- [To do]: State the number of lines below in which the word "text" appears. Nothing else belongs in the answer.

________________

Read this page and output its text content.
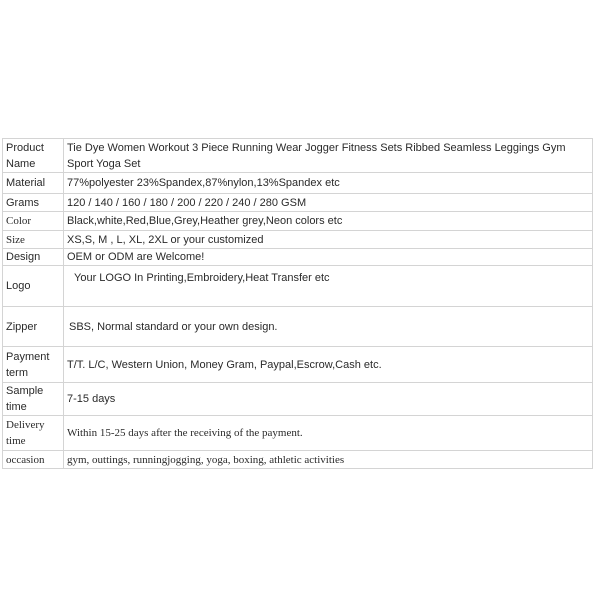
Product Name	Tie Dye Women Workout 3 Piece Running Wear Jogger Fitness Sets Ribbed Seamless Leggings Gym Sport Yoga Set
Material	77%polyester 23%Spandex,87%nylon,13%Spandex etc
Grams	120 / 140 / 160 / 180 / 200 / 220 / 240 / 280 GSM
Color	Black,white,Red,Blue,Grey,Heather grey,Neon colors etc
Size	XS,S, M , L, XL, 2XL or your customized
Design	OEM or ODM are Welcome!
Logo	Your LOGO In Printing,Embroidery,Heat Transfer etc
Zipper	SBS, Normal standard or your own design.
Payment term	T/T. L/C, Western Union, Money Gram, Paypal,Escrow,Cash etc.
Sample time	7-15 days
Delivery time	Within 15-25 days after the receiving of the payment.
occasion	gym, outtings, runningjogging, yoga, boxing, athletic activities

________________

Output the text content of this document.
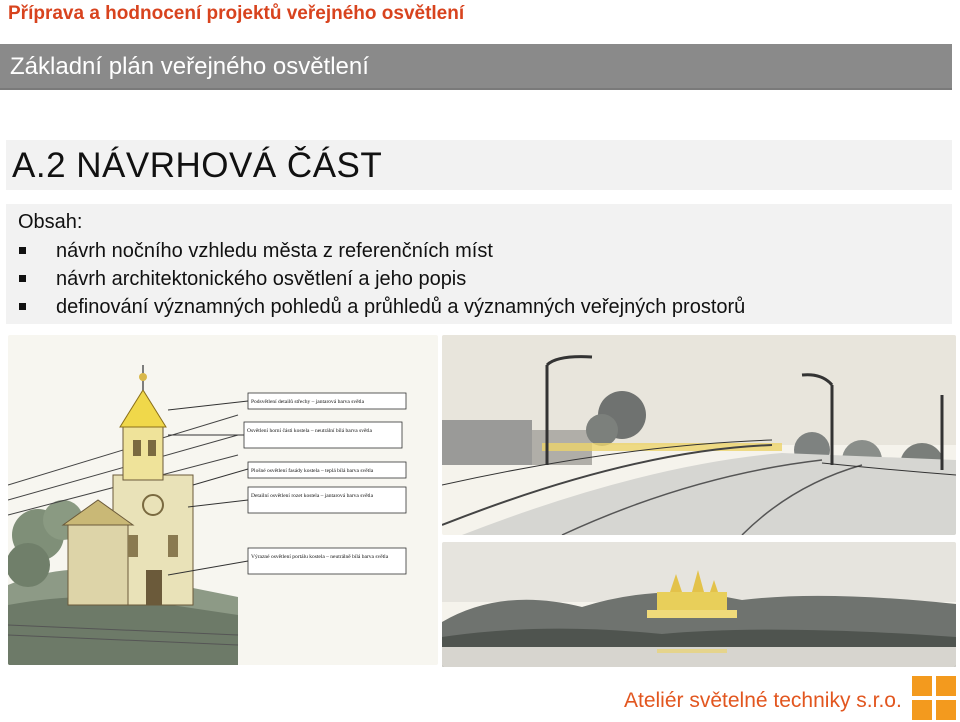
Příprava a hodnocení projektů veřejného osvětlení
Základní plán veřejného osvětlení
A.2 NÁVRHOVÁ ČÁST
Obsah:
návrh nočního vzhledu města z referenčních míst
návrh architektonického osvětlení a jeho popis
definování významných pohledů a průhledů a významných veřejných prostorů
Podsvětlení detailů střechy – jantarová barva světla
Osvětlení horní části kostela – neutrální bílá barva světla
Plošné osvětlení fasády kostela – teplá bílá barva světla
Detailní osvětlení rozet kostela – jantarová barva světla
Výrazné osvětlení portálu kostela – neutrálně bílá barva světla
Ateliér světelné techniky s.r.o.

________________

- [Task response]: 2